Text shown:
▶

Friday, September 7, 2007

Love and Ice Weasels

I've been thinking lately about love.

Matt Groening says, "Love is a snowmobile racing across the tundra and then suddenly it flips over, pinning you underneath. At night, the ice weasels come."

A very wise friend told me a long time ago that many (if not most) women look for the wrong things in potential boyfriends/husbands. She said that her husband was a wonderful guy and that many women had told her that they envied her, but she knew that those same women would never have gone out with him in the first place. When he was single, they would have seen a guy who didn't have much money, or a nice car, or a job in an office, or a college degree. But once he was married, they saw a guy who supported his wife emotionally and financially and was a loving, loyal husband.

I started thinking about what traits in a guy were most important to me. I decided that having a lot of money wasn't a requirement -- I didn't have any money, so it seemed a bit hypocritical to insist upon a rich guy. I have a college degree, but that's not important to me.

◀

Written request 1:
Answer these from the post on love:
(a) Whom does the post quote about love?
(b) According to the quote, what comes at night?
(c) What degree does the writer say they have, and how important is it to them?
Written request 2: Rework a passage of the post on love. Start at the words "A very wise" and end after "loving, loyal husband.", changing "wise friend" to "trusted friend".
Written request 3: Continue the post on love from its last sentence.

Dataset content:
▶

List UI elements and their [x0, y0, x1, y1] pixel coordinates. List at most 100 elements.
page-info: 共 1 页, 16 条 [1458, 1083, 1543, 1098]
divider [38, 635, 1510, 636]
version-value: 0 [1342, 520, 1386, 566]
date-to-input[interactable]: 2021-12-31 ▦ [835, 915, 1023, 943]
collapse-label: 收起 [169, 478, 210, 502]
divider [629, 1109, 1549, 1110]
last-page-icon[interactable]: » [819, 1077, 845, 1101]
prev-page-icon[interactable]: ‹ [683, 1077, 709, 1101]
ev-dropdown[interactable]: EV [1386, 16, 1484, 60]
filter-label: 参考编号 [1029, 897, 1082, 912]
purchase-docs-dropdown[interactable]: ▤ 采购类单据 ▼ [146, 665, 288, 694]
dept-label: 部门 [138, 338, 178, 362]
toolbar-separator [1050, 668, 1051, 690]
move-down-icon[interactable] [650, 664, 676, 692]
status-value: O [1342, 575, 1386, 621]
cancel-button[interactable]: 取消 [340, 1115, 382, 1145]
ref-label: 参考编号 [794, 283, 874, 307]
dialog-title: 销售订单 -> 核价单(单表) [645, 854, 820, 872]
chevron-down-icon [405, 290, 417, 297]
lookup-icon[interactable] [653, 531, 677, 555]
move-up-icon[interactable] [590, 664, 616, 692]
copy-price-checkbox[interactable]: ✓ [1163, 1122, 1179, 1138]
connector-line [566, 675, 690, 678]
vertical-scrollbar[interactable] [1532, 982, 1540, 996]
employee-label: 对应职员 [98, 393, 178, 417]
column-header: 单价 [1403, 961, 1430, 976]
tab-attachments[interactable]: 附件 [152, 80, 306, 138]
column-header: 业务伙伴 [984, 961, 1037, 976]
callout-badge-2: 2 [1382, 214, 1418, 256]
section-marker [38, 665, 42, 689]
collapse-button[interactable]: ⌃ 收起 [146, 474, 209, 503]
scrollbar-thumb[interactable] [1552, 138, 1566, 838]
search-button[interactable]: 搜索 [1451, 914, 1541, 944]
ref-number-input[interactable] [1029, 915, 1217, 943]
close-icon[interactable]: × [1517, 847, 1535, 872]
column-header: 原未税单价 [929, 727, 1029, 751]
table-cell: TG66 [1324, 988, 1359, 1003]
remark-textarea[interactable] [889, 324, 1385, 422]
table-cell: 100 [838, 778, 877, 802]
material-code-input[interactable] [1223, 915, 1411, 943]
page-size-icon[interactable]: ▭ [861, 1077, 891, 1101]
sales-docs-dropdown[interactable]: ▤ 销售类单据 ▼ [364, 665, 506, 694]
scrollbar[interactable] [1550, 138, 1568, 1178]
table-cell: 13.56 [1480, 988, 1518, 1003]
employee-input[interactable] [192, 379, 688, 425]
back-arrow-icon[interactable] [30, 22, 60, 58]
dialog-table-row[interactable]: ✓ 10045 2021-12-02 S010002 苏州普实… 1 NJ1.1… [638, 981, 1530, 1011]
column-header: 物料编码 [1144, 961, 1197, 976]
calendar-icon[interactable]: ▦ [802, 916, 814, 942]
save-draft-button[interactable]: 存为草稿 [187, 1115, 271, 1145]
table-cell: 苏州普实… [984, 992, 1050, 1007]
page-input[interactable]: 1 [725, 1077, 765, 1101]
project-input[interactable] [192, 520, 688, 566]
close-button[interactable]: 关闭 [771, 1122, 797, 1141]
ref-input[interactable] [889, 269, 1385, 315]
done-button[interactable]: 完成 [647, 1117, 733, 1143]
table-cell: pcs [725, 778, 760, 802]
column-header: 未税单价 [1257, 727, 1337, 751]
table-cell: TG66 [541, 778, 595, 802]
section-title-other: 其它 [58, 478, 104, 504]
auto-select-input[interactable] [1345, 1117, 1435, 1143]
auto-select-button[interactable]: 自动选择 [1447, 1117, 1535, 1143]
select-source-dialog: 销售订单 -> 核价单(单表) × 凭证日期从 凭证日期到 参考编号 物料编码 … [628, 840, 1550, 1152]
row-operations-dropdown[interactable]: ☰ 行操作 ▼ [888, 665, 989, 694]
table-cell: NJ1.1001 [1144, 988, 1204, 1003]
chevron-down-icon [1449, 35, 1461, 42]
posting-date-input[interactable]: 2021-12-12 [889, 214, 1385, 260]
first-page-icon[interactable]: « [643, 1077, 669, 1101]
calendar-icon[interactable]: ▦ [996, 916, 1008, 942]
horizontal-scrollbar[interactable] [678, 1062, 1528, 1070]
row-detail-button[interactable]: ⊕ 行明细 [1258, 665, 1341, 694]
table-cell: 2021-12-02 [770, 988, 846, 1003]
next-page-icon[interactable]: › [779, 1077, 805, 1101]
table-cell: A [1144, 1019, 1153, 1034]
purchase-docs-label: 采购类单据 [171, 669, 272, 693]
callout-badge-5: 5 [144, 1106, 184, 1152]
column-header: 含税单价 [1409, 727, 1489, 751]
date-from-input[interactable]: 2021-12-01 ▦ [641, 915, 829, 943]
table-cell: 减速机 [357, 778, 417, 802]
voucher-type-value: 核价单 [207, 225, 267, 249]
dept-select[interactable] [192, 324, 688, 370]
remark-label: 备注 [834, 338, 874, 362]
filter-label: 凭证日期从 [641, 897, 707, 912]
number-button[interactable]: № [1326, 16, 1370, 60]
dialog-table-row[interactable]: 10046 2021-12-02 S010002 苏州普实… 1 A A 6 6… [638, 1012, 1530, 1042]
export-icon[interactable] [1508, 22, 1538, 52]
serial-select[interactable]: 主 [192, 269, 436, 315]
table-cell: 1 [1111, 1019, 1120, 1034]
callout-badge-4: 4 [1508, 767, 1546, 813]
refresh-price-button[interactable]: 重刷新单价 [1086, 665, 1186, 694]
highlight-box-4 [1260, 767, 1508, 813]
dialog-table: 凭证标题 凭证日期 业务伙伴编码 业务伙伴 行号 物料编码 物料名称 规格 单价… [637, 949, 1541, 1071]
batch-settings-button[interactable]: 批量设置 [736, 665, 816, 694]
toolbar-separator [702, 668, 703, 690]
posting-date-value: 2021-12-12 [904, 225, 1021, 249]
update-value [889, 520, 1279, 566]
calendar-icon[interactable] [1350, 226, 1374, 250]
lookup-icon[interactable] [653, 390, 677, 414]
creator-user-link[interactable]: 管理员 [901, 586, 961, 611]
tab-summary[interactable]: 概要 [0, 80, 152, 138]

◀

Exercise answer 1:
(a) Matt Groening.
(b) The ice weasels.
(c) A college degree, which the writer says is not important to them.

Exercise answer 2:
A very trusted friend told me a long time ago that many (if not most) women look for the wrong things in potential boyfriends/husbands. She said that her husband was a wonderful guy and that many women had told her that they envied her, but she knew that those same women would never have gone out with him in the first place. When he was single, they would have seen a guy who didn't have much money, or a nice car, or a job in an office, or a college degree. But once he was married, they saw a guy who supported his wife emotionally and financially and was a loving, loyal husband.

Exercise answer 3:
I had dated guys who were not especially affectionate or cuddly, and that is a deal-breaker. My parents were very touchy and hand-holdy with each other and with me while I was growing up, and it's a very important part of a relationship for me. (I can see how it wouldn't be for everyone... To each her own.)

I also had to have someone who had my same sense of humor (a winning combination of stupid humor and dark sarcasm). I wanted someone who liked to read (WHAT they read, I didn't care about, I just can't relate to those people who never read books).

I didn't care about a guy knowing how to fix a car or an air conditioner or a septic tank. That'd be nice, but it's not a deal-breaker.

The guy would have to want monogamy. Some men and women don't, and again, that's fine for them if it works, but it doesn't work for me. I knew I wanted to be with a person who would put our relationship first, and make me his first priority.

I would prefer a guy who was creative, because I think it's hot, and because I think a creative person might be more likely to appreciate my weird creativity.

My future boyfriend/husband would have to be intelligent. At least as smart as I am, if not smarter. I want someone with whom I can have interesting, challenging conversations, who can teach me things and be open to learning from me.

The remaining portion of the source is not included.